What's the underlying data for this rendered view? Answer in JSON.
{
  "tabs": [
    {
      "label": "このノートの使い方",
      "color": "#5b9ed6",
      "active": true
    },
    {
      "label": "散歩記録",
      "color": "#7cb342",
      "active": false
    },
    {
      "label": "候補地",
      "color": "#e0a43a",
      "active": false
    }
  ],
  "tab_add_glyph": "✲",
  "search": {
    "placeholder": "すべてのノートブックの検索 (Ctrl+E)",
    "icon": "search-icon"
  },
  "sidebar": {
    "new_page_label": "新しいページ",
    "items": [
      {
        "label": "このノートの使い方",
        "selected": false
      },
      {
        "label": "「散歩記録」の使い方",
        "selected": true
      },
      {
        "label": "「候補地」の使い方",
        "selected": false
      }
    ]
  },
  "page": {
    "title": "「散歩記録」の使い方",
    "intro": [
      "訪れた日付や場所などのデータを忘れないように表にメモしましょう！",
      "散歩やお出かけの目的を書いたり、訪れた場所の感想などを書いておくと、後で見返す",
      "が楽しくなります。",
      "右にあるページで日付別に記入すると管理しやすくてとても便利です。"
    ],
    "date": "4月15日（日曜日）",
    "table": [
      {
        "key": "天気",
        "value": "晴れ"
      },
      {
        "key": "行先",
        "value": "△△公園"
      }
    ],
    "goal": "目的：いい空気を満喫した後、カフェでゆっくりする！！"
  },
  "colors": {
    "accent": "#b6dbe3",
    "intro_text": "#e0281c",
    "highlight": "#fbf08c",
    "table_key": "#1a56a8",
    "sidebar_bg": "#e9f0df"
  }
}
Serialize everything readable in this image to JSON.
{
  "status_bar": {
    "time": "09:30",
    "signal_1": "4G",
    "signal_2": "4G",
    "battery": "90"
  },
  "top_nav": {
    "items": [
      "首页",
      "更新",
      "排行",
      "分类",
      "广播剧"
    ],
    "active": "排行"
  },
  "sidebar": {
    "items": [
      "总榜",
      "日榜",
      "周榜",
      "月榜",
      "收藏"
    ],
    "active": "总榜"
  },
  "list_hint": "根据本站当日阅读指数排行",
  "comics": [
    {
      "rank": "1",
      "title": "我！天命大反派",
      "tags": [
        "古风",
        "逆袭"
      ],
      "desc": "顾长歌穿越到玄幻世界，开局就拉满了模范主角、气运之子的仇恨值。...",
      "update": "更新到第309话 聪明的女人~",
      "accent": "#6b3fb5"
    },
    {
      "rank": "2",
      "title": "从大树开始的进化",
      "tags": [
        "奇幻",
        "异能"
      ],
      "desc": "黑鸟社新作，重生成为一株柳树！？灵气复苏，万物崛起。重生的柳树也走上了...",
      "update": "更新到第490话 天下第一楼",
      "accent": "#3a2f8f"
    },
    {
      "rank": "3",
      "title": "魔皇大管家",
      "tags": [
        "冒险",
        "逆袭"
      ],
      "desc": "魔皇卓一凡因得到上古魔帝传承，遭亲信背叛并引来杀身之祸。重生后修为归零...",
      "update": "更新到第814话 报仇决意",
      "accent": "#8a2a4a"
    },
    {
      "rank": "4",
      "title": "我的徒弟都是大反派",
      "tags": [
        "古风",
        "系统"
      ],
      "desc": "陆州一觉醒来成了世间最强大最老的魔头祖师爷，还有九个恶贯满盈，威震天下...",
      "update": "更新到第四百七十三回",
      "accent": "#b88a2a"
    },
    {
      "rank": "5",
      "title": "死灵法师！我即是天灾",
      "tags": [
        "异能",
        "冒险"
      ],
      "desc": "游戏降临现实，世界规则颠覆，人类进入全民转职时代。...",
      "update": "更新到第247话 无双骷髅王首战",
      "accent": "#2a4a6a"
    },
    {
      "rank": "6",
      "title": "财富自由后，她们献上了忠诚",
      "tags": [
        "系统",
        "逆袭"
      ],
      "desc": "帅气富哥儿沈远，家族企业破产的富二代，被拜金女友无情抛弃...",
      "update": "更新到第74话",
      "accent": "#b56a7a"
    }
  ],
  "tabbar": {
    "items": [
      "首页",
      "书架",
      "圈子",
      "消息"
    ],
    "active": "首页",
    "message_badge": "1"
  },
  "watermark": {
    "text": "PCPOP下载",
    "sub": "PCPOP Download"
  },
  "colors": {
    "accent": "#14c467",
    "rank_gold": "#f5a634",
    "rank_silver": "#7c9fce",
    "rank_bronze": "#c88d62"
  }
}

◇ ◇ ◇ ◇

## Exercise objective
Each record must be repeated exactly as it is.

## Task solution
What's the underlying data for this rendered view? Answer in JSON.
{
  "tabs": [
    {
      "label": "このノートの使い方",
      "color": "#5b9ed6",
      "active": true
    },
    {
      "label": "散歩記録",
      "color": "#7cb342",
      "active": false
    },
    {
      "label": "候補地",
      "color": "#e0a43a",
      "active": false
    }
  ],
  "tab_add_glyph": "✲",
  "search": {
    "placeholder": "すべてのノートブックの検索 (Ctrl+E)",
    "icon": "search-icon"
  },
  "sidebar": {
    "new_page_label": "新しいページ",
    "items": [
      {
        "label": "このノートの使い方",
        "selected": false
      },
      {
        "label": "「散歩記録」の使い方",
        "selected": true
      },
      {
        "label": "「候補地」の使い方",
        "selected": false
      }
    ]
  },
  "page": {
    "title": "「散歩記録」の使い方",
    "intro": [
      "訪れた日付や場所などのデータを忘れないように表にメモしましょう！",
      "散歩やお出かけの目的を書いたり、訪れた場所の感想などを書いておくと、後で見返す",
      "が楽しくなります。",
      "右にあるページで日付別に記入すると管理しやすくてとても便利です。"
    ],
    "date": "4月15日（日曜日）",
    "table": [
      {
        "key": "天気",
        "value": "晴れ"
      },
      {
        "key": "行先",
        "value": "△△公園"
      }
    ],
    "goal": "目的：いい空気を満喫した後、カフェでゆっくりする！！"
  },
  "colors": {
    "accent": "#b6dbe3",
    "intro_text": "#e0281c",
    "highlight": "#fbf08c",
    "table_key": "#1a56a8",
    "sidebar_bg": "#e9f0df"
  }
}
Serialize everything readable in this image to JSON.
{
  "status_bar": {
    "time": "09:30",
    "signal_1": "4G",
    "signal_2": "4G",
    "battery": "90"
  },
  "top_nav": {
    "items": [
      "首页",
      "更新",
      "排行",
      "分类",
      "广播剧"
    ],
    "active": "排行"
  },
  "sidebar": {
    "items": [
      "总榜",
      "日榜",
      "周榜",
      "月榜",
      "收藏"
    ],
    "active": "总榜"
  },
  "list_hint": "根据本站当日阅读指数排行",
  "comics": [
    {
      "rank": "1",
      "title": "我！天命大反派",
      "tags": [
        "古风",
        "逆袭"
      ],
      "desc": "顾长歌穿越到玄幻世界，开局就拉满了模范主角、气运之子的仇恨值。...",
      "update": "更新到第309话 聪明的女人~",
      "accent": "#6b3fb5"
    },
    {
      "rank": "2",
      "title": "从大树开始的进化",
      "tags": [
        "奇幻",
        "异能"
      ],
      "desc": "黑鸟社新作，重生成为一株柳树！？灵气复苏，万物崛起。重生的柳树也走上了...",
      "update": "更新到第490话 天下第一楼",
      "accent": "#3a2f8f"
    },
    {
      "rank": "3",
      "title": "魔皇大管家",
      "tags": [
        "冒险",
        "逆袭"
      ],
      "desc": "魔皇卓一凡因得到上古魔帝传承，遭亲信背叛并引来杀身之祸。重生后修为归零...",
      "update": "更新到第814话 报仇决意",
      "accent": "#8a2a4a"
    },
    {
      "rank": "4",
      "title": "我的徒弟都是大反派",
      "tags": [
        "古风",
        "系统"
      ],
      "desc": "陆州一觉醒来成了世间最强大最老的魔头祖师爷，还有九个恶贯满盈，威震天下...",
      "update": "更新到第四百七十三回",
      "accent": "#b88a2a"
    },
    {
      "rank": "5",
      "title": "死灵法师！我即是天灾",
      "tags": [
        "异能",
        "冒险"
      ],
      "desc": "游戏降临现实，世界规则颠覆，人类进入全民转职时代。...",
      "update": "更新到第247话 无双骷髅王首战",
      "accent": "#2a4a6a"
    },
    {
      "rank": "6",
      "title": "财富自由后，她们献上了忠诚",
      "tags": [
        "系统",
        "逆袭"
      ],
      "desc": "帅气富哥儿沈远，家族企业破产的富二代，被拜金女友无情抛弃...",
      "update": "更新到第74话",
      "accent": "#b56a7a"
    }
  ],
  "tabbar": {
    "items": [
      "首页",
      "书架",
      "圈子",
      "消息"
    ],
    "active": "首页",
    "message_badge": "1"
  },
  "watermark": {
    "text": "PCPOP下载",
    "sub": "PCPOP Download"
  },
  "colors": {
    "accent": "#14c467",
    "rank_gold": "#f5a634",
    "rank_silver": "#7c9fce",
    "rank_bronze": "#c88d62"
  }
}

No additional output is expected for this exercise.